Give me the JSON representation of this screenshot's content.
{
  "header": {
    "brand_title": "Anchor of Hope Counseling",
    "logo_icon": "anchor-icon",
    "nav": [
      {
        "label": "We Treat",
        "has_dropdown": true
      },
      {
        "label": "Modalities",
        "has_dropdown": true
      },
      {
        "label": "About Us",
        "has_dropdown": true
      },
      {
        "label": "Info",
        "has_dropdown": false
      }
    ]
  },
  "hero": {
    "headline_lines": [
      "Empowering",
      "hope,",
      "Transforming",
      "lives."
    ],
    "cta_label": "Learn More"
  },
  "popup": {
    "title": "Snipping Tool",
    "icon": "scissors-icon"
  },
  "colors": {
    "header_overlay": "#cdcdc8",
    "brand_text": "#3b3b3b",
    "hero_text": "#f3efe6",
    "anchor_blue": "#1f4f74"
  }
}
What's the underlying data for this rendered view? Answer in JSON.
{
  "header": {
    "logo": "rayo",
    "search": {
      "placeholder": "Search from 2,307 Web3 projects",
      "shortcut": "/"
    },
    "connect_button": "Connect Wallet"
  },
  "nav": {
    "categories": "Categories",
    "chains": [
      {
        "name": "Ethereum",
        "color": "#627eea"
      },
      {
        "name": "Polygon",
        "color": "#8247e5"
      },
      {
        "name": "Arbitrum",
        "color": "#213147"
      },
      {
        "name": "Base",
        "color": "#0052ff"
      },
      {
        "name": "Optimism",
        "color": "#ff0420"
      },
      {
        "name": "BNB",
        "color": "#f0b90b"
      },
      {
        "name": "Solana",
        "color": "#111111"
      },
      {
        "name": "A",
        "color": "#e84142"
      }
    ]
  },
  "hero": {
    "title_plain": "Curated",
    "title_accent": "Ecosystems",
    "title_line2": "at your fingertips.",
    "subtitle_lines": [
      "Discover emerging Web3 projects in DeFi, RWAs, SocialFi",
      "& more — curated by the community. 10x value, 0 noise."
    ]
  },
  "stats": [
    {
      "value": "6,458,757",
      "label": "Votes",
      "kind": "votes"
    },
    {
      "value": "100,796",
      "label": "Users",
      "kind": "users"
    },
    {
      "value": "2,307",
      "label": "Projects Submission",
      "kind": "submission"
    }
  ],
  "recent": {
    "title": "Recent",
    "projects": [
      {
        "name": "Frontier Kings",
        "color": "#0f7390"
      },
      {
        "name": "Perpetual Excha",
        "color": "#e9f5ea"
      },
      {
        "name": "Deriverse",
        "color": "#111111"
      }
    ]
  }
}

**AIM:** Write an exact transcription of every entry above.

**RESULT OF THIS EXERCISE:**
Give me the JSON representation of this screenshot's content.
{
  "header": {
    "brand_title": "Anchor of Hope Counseling",
    "logo_icon": "anchor-icon",
    "nav": [
      {
        "label": "We Treat",
        "has_dropdown": true
      },
      {
        "label": "Modalities",
        "has_dropdown": true
      },
      {
        "label": "About Us",
        "has_dropdown": true
      },
      {
        "label": "Info",
        "has_dropdown": false
      }
    ]
  },
  "hero": {
    "headline_lines": [
      "Empowering",
      "hope,",
      "Transforming",
      "lives."
    ],
    "cta_label": "Learn More"
  },
  "popup": {
    "title": "Snipping Tool",
    "icon": "scissors-icon"
  },
  "colors": {
    "header_overlay": "#cdcdc8",
    "brand_text": "#3b3b3b",
    "hero_text": "#f3efe6",
    "anchor_blue": "#1f4f74"
  }
}
What's the underlying data for this rendered view? Answer in JSON.
{
  "header": {
    "logo": "rayo",
    "search": {
      "placeholder": "Search from 2,307 Web3 projects",
      "shortcut": "/"
    },
    "connect_button": "Connect Wallet"
  },
  "nav": {
    "categories": "Categories",
    "chains": [
      {
        "name": "Ethereum",
        "color": "#627eea"
      },
      {
        "name": "Polygon",
        "color": "#8247e5"
      },
      {
        "name": "Arbitrum",
        "color": "#213147"
      },
      {
        "name": "Base",
        "color": "#0052ff"
      },
      {
        "name": "Optimism",
        "color": "#ff0420"
      },
      {
        "name": "BNB",
        "color": "#f0b90b"
      },
      {
        "name": "Solana",
        "color": "#111111"
      },
      {
        "name": "A",
        "color": "#e84142"
      }
    ]
  },
  "hero": {
    "title_plain": "Curated",
    "title_accent": "Ecosystems",
    "title_line2": "at your fingertips.",
    "subtitle_lines": [
      "Discover emerging Web3 projects in DeFi, RWAs, SocialFi",
      "& more — curated by the community. 10x value, 0 noise."
    ]
  },
  "stats": [
    {
      "value": "6,458,757",
      "label": "Votes",
      "kind": "votes"
    },
    {
      "value": "100,796",
      "label": "Users",
      "kind": "users"
    },
    {
      "value": "2,307",
      "label": "Projects Submission",
      "kind": "submission"
    }
  ],
  "recent": {
    "title": "Recent",
    "projects": [
      {
        "name": "Frontier Kings",
        "color": "#0f7390"
      },
      {
        "name": "Perpetual Excha",
        "color": "#e9f5ea"
      },
      {
        "name": "Deriverse",
        "color": "#111111"
      }
    ]
  }
}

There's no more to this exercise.